* Problem to work on: Count the lines in the records below that contain the word "theorem", and give only that number.

##### Record set

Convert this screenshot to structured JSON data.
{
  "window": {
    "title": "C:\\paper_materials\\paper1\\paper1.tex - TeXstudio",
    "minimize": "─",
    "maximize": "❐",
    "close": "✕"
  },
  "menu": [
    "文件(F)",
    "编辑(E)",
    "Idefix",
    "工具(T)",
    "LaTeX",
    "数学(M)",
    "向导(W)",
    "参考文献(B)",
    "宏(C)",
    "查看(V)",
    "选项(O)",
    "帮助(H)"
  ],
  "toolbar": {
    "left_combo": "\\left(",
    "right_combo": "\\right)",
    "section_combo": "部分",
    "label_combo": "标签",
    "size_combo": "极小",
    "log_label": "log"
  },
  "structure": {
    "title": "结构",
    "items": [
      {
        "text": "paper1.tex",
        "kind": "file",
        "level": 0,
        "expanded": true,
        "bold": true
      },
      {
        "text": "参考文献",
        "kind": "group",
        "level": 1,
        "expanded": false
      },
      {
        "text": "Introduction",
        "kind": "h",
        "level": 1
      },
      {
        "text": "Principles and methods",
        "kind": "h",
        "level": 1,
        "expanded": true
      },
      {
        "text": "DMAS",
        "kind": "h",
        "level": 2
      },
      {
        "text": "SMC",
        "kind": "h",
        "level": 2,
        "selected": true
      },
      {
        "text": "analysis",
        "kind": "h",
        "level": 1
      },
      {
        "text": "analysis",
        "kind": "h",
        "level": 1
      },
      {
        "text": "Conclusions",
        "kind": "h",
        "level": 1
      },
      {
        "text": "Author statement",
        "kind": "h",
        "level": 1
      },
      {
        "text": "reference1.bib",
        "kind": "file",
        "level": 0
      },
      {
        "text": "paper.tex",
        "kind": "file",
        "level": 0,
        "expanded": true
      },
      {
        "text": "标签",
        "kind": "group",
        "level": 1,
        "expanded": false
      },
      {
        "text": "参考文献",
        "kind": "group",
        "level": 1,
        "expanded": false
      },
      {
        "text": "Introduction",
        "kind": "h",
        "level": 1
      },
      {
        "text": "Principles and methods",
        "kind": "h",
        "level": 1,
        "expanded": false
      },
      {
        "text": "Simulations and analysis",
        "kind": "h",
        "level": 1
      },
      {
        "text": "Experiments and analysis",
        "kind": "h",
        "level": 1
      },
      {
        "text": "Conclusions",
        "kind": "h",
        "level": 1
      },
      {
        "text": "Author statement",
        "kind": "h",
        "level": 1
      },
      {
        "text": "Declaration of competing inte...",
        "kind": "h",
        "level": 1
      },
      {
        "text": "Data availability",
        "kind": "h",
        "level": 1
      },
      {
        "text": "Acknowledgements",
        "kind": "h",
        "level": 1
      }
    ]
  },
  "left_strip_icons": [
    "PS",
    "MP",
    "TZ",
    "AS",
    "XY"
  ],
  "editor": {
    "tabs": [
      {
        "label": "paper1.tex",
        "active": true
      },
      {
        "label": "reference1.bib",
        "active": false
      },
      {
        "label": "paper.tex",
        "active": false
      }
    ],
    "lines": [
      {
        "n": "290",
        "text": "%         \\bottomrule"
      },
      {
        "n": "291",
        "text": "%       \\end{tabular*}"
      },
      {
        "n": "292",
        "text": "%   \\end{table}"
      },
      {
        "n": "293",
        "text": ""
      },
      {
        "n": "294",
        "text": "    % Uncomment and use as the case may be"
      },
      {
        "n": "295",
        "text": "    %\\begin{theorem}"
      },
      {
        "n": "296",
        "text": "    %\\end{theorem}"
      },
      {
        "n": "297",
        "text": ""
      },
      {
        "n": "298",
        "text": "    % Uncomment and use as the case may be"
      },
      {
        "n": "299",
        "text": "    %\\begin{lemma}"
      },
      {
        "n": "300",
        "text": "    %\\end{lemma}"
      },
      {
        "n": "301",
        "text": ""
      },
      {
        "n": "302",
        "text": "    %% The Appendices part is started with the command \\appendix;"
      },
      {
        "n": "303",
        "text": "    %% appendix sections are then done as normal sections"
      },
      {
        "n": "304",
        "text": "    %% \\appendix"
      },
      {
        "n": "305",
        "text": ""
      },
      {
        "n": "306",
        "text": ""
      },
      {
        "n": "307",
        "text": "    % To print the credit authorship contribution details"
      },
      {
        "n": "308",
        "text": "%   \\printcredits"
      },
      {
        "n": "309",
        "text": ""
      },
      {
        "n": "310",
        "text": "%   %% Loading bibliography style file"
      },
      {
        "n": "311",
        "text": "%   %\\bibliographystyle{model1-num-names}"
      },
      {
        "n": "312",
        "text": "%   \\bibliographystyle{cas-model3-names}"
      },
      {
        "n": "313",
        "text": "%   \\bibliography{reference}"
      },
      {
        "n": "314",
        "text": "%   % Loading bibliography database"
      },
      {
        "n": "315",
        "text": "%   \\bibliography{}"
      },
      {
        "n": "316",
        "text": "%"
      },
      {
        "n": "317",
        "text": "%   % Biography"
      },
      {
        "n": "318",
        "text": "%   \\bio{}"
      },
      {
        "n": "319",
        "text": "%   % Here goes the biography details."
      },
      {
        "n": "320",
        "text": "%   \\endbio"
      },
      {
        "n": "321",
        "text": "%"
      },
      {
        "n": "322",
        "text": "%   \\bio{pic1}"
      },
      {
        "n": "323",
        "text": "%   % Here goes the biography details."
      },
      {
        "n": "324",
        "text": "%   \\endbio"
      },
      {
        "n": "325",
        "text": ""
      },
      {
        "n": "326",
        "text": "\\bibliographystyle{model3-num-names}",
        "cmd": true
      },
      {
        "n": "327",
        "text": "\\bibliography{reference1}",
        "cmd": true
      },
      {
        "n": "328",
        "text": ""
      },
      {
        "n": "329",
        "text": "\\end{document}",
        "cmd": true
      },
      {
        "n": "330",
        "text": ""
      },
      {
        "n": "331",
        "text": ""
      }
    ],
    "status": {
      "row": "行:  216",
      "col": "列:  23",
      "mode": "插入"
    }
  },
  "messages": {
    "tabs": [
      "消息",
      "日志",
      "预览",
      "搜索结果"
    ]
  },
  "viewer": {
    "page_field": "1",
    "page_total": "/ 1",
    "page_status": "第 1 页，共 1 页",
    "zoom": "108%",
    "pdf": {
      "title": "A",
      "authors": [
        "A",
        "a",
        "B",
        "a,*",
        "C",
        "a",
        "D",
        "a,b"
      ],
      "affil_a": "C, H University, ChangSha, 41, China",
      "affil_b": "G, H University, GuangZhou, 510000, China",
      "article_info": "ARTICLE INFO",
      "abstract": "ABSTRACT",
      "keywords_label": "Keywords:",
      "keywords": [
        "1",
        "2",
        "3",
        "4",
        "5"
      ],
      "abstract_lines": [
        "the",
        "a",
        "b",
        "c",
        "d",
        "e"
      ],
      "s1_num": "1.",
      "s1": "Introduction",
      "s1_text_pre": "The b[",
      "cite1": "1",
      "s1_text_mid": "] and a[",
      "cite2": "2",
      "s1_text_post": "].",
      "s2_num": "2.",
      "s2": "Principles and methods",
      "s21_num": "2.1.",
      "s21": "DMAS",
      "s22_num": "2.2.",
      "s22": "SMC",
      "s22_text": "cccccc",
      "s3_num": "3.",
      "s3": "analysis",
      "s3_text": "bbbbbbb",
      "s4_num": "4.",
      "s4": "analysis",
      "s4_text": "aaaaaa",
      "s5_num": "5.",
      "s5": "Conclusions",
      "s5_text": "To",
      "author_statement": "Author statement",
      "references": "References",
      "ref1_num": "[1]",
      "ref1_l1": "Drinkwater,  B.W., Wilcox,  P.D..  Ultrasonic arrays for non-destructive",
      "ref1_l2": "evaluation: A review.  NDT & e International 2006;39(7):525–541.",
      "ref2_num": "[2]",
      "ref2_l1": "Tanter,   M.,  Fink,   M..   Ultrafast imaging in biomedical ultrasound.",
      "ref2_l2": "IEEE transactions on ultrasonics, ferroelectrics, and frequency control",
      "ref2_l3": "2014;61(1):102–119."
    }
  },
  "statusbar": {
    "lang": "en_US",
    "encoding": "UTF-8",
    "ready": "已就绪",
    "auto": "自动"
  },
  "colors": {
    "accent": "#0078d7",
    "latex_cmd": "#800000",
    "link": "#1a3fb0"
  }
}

##########

* Written answer: 2